American director (1926–2016)

Jeffrey Hayden (October 15, 1926 – December 24, 2016) was an American television director and producer. He was married to actress Eva Marie Saint from 1951 until his death in 2016.

==Television career==
Hayden was born in New York City. His career as a director began in the late 1950s, when he directed the only feature film to his credit, The Vintage (1957), starring Pier Angeli and Mel Ferrer. He then turned to television, beginning with episodes of Leave It to Beaver and 77 Sunset Strip.

Hayden directed episodes of dozens of TV series from the 1960s into the 1990s, including such popular programs as The Andy Griffith Show, Burke's Law, Batman, Knight Rider, Magnum, P.I., and In the Heat of the Night.

==Personal life and death==
On October 28, 1951, Hayden married screen actress Eva Marie Saint. The couple had a son and a daughter and four grandchildren.

-- STORED DATA --
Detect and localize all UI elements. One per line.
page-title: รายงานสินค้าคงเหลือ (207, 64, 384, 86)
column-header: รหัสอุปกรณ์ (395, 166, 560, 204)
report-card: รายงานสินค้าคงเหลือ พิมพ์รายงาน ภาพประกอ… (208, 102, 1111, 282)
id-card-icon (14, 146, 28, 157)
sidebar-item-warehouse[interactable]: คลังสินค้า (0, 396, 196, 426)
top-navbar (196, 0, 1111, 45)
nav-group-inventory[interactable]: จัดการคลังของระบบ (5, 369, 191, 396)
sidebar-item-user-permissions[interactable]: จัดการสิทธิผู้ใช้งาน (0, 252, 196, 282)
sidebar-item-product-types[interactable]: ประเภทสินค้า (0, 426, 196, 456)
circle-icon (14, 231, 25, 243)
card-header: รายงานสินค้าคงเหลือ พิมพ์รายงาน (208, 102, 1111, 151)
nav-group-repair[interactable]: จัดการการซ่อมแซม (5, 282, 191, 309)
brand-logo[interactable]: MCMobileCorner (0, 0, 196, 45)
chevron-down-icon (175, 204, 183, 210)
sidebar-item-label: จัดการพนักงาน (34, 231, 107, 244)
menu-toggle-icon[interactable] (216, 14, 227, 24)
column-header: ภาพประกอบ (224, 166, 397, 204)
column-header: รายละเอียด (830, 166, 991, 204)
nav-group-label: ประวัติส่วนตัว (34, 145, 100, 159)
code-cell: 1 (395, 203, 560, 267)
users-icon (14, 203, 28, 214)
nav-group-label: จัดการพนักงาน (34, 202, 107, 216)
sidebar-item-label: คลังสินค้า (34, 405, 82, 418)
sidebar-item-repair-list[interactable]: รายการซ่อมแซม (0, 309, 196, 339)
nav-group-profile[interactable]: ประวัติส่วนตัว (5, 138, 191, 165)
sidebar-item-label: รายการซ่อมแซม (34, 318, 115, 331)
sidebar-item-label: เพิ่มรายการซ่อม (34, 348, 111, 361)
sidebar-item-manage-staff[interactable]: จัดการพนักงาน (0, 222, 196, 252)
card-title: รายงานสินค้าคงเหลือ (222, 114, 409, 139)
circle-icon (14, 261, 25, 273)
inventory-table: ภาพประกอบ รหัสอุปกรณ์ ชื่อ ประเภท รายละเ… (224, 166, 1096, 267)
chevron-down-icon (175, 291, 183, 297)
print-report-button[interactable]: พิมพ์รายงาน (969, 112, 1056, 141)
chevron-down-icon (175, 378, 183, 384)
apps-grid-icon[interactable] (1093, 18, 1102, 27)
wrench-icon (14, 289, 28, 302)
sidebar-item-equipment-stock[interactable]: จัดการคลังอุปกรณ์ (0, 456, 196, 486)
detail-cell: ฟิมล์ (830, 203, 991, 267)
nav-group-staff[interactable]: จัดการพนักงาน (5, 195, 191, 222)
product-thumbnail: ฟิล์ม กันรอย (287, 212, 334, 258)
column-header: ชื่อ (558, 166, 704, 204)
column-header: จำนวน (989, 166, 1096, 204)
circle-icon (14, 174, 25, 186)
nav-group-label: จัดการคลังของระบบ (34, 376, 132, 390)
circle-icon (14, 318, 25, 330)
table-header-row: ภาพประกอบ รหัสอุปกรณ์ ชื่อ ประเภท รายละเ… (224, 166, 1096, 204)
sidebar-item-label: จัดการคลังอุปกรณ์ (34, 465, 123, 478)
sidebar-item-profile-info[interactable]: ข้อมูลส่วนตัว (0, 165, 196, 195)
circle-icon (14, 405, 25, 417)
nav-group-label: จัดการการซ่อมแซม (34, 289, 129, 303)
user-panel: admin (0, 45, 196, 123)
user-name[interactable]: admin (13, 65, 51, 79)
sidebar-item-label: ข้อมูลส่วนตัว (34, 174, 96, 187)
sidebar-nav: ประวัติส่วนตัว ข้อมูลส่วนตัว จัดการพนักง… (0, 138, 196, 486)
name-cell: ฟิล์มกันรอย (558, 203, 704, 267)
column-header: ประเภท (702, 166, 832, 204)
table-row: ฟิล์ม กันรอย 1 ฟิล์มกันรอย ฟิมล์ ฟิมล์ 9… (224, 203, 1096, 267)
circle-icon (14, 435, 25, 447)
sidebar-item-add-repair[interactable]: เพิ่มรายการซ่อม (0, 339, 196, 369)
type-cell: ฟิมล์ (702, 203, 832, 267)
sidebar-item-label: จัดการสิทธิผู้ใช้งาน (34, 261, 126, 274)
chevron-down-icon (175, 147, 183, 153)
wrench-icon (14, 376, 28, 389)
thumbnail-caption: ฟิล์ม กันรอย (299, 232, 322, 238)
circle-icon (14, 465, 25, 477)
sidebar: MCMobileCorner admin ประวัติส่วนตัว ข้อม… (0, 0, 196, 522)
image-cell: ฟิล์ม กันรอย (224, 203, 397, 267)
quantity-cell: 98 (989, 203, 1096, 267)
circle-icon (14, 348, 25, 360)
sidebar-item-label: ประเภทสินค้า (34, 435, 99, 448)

-- REQUIRED ACTION A --
Answer these questions from the Jeffrey Hayden text, one line each:
(i) What was the only feature film Hayden directed, and in what year was it released?
(ii) With episodes of which two series did his television work begin?
(iii) On what date did Hayden marry Eva Marie Saint?
-- REQUIRED ACTION B --
Go on with the text about director Jeffrey Hayden, picking up after its final sentence.

-- REPLY A --
(i) The Vintage, released in 1957.
(ii) Leave It to Beaver and 77 Sunset Strip.
(iii) October 28, 1951.

-- REPLY B --
Shortly before their 50th anniversary, on October 13, 2001, the couple appeared together in a one-night-only performance of the play Love Letters at Bowling Green State University, Saint's alma mater.

Hayden died from cancer in Los Angeles, on December 24, 2016, at the age of 90.

==Selected filmography==

- In the Heat of the Night
- Misfits of Science
- Knight Rider
- Cover Up
- Santa Barbara (Co-executive producer)
- Legmen
- The Mississippi
- Emerald Point N.A.S.
- The Powers of Matthew Star
- Magnum, P.I.
- Mr. Merlin
- Falcon Crest
- Quincy M.E.
- CBS Afternoon Playhouse: "The Great Gilly Hopkins"
- Palmerstown, U.S.A.
- From Here to Eternity
- The Incredible Hulk
- The Bad News Bears
- The Curse of Dracula
- The Runaways
- Space Academy
- ABC Weekend Special: "The Ransom of Red Chief"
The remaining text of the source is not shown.